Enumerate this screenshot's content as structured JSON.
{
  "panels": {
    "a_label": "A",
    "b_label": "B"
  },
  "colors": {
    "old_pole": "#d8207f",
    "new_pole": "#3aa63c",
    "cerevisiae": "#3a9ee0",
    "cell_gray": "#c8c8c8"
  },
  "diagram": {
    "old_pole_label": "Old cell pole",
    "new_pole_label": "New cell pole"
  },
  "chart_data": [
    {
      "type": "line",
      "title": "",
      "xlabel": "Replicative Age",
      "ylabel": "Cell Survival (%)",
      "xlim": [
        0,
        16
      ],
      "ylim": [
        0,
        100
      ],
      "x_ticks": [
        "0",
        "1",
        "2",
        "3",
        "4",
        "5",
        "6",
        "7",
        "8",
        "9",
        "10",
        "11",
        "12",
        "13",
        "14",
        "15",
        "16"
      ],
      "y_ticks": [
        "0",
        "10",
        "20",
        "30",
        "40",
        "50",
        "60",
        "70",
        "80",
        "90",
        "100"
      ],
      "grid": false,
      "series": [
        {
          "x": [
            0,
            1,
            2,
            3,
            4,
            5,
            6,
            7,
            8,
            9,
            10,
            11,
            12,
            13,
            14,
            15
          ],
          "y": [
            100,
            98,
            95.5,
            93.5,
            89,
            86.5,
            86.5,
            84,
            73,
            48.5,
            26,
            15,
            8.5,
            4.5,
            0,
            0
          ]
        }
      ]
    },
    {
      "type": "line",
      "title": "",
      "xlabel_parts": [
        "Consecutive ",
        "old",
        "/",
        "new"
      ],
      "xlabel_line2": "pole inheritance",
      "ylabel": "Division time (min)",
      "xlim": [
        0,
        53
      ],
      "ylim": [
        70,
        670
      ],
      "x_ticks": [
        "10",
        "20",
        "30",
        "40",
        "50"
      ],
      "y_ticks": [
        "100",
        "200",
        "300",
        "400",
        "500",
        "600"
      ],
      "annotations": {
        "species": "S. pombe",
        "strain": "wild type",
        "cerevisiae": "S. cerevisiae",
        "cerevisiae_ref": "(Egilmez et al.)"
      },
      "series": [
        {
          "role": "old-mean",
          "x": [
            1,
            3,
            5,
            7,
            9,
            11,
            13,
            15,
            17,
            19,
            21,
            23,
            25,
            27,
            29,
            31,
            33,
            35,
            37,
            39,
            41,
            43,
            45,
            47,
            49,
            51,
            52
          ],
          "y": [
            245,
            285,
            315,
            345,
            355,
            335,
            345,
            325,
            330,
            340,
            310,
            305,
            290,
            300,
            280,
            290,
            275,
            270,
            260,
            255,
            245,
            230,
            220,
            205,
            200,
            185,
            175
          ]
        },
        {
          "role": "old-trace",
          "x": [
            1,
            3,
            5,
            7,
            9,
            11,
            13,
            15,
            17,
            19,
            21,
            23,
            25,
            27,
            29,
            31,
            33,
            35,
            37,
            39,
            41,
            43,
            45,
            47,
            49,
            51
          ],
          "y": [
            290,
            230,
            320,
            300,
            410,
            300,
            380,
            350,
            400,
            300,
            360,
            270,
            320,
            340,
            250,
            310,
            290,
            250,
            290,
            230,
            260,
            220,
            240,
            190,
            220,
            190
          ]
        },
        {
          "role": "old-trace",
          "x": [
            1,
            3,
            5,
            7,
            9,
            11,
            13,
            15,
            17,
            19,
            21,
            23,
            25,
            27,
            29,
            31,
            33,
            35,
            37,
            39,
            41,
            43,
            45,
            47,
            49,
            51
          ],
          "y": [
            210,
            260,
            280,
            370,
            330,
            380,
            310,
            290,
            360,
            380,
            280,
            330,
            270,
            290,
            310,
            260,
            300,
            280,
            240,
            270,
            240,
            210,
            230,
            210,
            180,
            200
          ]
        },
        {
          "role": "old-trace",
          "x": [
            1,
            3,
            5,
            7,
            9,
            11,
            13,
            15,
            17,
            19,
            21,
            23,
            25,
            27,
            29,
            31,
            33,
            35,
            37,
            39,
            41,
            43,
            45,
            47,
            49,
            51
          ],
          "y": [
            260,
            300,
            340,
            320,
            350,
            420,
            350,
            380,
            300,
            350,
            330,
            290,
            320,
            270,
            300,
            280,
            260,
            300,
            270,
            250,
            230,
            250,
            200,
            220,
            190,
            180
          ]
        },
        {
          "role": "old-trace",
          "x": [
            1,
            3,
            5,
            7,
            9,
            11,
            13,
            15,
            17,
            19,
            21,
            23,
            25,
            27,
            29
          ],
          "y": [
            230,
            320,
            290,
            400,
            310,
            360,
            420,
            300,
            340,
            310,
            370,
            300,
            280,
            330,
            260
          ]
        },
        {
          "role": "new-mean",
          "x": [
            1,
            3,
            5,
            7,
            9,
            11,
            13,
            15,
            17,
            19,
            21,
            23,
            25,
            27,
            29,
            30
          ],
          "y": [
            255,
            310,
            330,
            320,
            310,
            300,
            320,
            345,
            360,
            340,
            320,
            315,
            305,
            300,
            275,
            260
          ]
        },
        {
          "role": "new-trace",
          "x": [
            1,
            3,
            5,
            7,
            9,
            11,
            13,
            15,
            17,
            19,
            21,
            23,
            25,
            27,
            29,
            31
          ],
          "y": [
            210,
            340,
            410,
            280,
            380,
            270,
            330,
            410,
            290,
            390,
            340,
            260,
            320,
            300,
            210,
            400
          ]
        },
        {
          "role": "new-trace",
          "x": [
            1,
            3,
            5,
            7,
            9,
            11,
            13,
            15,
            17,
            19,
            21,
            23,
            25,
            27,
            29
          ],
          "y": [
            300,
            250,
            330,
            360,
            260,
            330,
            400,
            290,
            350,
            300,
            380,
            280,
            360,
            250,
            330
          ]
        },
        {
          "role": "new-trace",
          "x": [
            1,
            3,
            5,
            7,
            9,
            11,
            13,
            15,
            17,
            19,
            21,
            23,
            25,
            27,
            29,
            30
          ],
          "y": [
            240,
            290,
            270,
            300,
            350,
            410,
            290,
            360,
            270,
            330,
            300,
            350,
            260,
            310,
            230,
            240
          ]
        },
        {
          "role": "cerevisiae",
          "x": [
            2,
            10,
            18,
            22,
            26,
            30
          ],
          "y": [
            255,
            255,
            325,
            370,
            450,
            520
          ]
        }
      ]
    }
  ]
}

- **YOUR TASK**:
Extract the full listing above without alteration.

- **RESULT**:
Enumerate this screenshot's content as structured JSON.
{
  "panels": {
    "a_label": "A",
    "b_label": "B"
  },
  "colors": {
    "old_pole": "#d8207f",
    "new_pole": "#3aa63c",
    "cerevisiae": "#3a9ee0",
    "cell_gray": "#c8c8c8"
  },
  "diagram": {
    "old_pole_label": "Old cell pole",
    "new_pole_label": "New cell pole"
  },
  "chart_data": [
    {
      "type": "line",
      "title": "",
      "xlabel": "Replicative Age",
      "ylabel": "Cell Survival (%)",
      "xlim": [
        0,
        16
      ],
      "ylim": [
        0,
        100
      ],
      "x_ticks": [
        "0",
        "1",
        "2",
        "3",
        "4",
        "5",
        "6",
        "7",
        "8",
        "9",
        "10",
        "11",
        "12",
        "13",
        "14",
        "15",
        "16"
      ],
      "y_ticks": [
        "0",
        "10",
        "20",
        "30",
        "40",
        "50",
        "60",
        "70",
        "80",
        "90",
        "100"
      ],
      "grid": false,
      "series": [
        {
          "x": [
            0,
            1,
            2,
            3,
            4,
            5,
            6,
            7,
            8,
            9,
            10,
            11,
            12,
            13,
            14,
            15
          ],
          "y": [
            100,
            98,
            95.5,
            93.5,
            89,
            86.5,
            86.5,
            84,
            73,
            48.5,
            26,
            15,
            8.5,
            4.5,
            0,
            0
          ]
        }
      ]
    },
    {
      "type": "line",
      "title": "",
      "xlabel_parts": [
        "Consecutive ",
        "old",
        "/",
        "new"
      ],
      "xlabel_line2": "pole inheritance",
      "ylabel": "Division time (min)",
      "xlim": [
        0,
        53
      ],
      "ylim": [
        70,
        670
      ],
      "x_ticks": [
        "10",
        "20",
        "30",
        "40",
        "50"
      ],
      "y_ticks": [
        "100",
        "200",
        "300",
        "400",
        "500",
        "600"
      ],
      "annotations": {
        "species": "S. pombe",
        "strain": "wild type",
        "cerevisiae": "S. cerevisiae",
        "cerevisiae_ref": "(Egilmez et al.)"
      },
      "series": [
        {
          "role": "old-mean",
          "x": [
            1,
            3,
            5,
            7,
            9,
            11,
            13,
            15,
            17,
            19,
            21,
            23,
            25,
            27,
            29,
            31,
            33,
            35,
            37,
            39,
            41,
            43,
            45,
            47,
            49,
            51,
            52
          ],
          "y": [
            245,
            285,
            315,
            345,
            355,
            335,
            345,
            325,
            330,
            340,
            310,
            305,
            290,
            300,
            280,
            290,
            275,
            270,
            260,
            255,
            245,
            230,
            220,
            205,
            200,
            185,
            175
          ]
        },
        {
          "role": "old-trace",
          "x": [
            1,
            3,
            5,
            7,
            9,
            11,
            13,
            15,
            17,
            19,
            21,
            23,
            25,
            27,
            29,
            31,
            33,
            35,
            37,
            39,
            41,
            43,
            45,
            47,
            49,
            51
          ],
          "y": [
            290,
            230,
            320,
            300,
            410,
            300,
            380,
            350,
            400,
            300,
            360,
            270,
            320,
            340,
            250,
            310,
            290,
            250,
            290,
            230,
            260,
            220,
            240,
            190,
            220,
            190
          ]
        },
        {
          "role": "old-trace",
          "x": [
            1,
            3,
            5,
            7,
            9,
            11,
            13,
            15,
            17,
            19,
            21,
            23,
            25,
            27,
            29,
            31,
            33,
            35,
            37,
            39,
            41,
            43,
            45,
            47,
            49,
            51
          ],
          "y": [
            210,
            260,
            280,
            370,
            330,
            380,
            310,
            290,
            360,
            380,
            280,
            330,
            270,
            290,
            310,
            260,
            300,
            280,
            240,
            270,
            240,
            210,
            230,
            210,
            180,
            200
          ]
        },
        {
          "role": "old-trace",
          "x": [
            1,
            3,
            5,
            7,
            9,
            11,
            13,
            15,
            17,
            19,
            21,
            23,
            25,
            27,
            29,
            31,
            33,
            35,
            37,
            39,
            41,
            43,
            45,
            47,
            49,
            51
          ],
          "y": [
            260,
            300,
            340,
            320,
            350,
            420,
            350,
            380,
            300,
            350,
            330,
            290,
            320,
            270,
            300,
            280,
            260,
            300,
            270,
            250,
            230,
            250,
            200,
            220,
            190,
            180
          ]
        },
        {
          "role": "old-trace",
          "x": [
            1,
            3,
            5,
            7,
            9,
            11,
            13,
            15,
            17,
            19,
            21,
            23,
            25,
            27,
            29
          ],
          "y": [
            230,
            320,
            290,
            400,
            310,
            360,
            420,
            300,
            340,
            310,
            370,
            300,
            280,
            330,
            260
          ]
        },
        {
          "role": "new-mean",
          "x": [
            1,
            3,
            5,
            7,
            9,
            11,
            13,
            15,
            17,
            19,
            21,
            23,
            25,
            27,
            29,
            30
          ],
          "y": [
            255,
            310,
            330,
            320,
            310,
            300,
            320,
            345,
            360,
            340,
            320,
            315,
            305,
            300,
            275,
            260
          ]
        },
        {
          "role": "new-trace",
          "x": [
            1,
            3,
            5,
            7,
            9,
            11,
            13,
            15,
            17,
            19,
            21,
            23,
            25,
            27,
            29,
            31
          ],
          "y": [
            210,
            340,
            410,
            280,
            380,
            270,
            330,
            410,
            290,
            390,
            340,
            260,
            320,
            300,
            210,
            400
          ]
        },
        {
          "role": "new-trace",
          "x": [
            1,
            3,
            5,
            7,
            9,
            11,
            13,
            15,
            17,
            19,
            21,
            23,
            25,
            27,
            29
          ],
          "y": [
            300,
            250,
            330,
            360,
            260,
            330,
            400,
            290,
            350,
            300,
            380,
            280,
            360,
            250,
            330
          ]
        },
        {
          "role": "new-trace",
          "x": [
            1,
            3,
            5,
            7,
            9,
            11,
            13,
            15,
            17,
            19,
            21,
            23,
            25,
            27,
            29,
            30
          ],
          "y": [
            240,
            290,
            270,
            300,
            350,
            410,
            290,
            360,
            270,
            330,
            300,
            350,
            260,
            310,
            230,
            240
          ]
        },
        {
          "role": "cerevisiae",
          "x": [
            2,
            10,
            18,
            22,
            26,
            30
          ],
          "y": [
            255,
            255,
            325,
            370,
            450,
            520
          ]
        }
      ]
    }
  ]
}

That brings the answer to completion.